▶ **REQUIREMENT**
Search the records for "this" and copy each line that holds it.

▶ **SUPPLIED DATA**
>> start

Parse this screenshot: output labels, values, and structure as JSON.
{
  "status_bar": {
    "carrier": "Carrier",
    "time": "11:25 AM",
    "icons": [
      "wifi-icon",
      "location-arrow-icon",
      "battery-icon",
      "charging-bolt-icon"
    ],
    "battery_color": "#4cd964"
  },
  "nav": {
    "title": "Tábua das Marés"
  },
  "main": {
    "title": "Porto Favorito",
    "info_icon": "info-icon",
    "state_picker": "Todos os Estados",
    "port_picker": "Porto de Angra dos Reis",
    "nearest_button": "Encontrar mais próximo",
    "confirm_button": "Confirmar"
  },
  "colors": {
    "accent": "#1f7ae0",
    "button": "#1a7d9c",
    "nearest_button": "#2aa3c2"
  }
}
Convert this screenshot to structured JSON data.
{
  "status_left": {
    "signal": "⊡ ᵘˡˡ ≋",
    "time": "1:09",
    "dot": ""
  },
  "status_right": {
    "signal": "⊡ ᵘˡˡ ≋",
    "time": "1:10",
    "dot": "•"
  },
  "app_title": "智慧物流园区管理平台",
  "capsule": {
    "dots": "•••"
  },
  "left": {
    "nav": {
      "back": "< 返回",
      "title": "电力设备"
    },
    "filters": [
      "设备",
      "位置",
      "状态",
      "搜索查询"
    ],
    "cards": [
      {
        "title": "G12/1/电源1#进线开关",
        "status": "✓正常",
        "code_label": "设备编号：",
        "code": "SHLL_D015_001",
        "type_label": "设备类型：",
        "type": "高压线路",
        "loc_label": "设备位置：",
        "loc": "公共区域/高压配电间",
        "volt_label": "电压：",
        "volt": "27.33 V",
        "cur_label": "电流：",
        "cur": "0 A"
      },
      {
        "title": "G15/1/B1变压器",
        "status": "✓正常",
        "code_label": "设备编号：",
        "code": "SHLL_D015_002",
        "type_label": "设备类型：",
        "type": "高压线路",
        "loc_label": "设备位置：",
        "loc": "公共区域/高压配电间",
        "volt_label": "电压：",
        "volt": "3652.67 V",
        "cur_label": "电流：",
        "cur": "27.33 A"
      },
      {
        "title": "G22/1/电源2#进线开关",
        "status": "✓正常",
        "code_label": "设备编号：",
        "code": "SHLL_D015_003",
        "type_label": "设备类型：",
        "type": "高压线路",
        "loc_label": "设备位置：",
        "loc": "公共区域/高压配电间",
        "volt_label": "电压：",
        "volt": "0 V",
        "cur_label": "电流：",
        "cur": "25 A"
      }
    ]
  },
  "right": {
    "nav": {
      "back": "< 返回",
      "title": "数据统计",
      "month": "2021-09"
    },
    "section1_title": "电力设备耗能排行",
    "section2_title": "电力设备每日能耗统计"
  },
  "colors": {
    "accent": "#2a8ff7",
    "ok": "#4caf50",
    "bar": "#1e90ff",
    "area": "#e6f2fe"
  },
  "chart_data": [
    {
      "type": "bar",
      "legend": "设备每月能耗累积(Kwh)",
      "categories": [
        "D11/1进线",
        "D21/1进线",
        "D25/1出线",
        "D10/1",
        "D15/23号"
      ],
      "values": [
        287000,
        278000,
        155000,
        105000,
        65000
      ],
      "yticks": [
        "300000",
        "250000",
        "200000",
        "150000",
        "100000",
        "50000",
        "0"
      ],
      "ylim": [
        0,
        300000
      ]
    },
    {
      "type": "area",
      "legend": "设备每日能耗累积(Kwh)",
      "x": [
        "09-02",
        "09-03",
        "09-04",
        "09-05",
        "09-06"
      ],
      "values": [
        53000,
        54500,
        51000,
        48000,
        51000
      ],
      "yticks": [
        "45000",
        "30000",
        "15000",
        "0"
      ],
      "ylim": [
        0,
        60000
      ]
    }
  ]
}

>> end

▶ **COMPLETED EXERCISE**
Parse this screenshot: output labels, values, and structure as JSON.
Convert this screenshot to structured JSON data.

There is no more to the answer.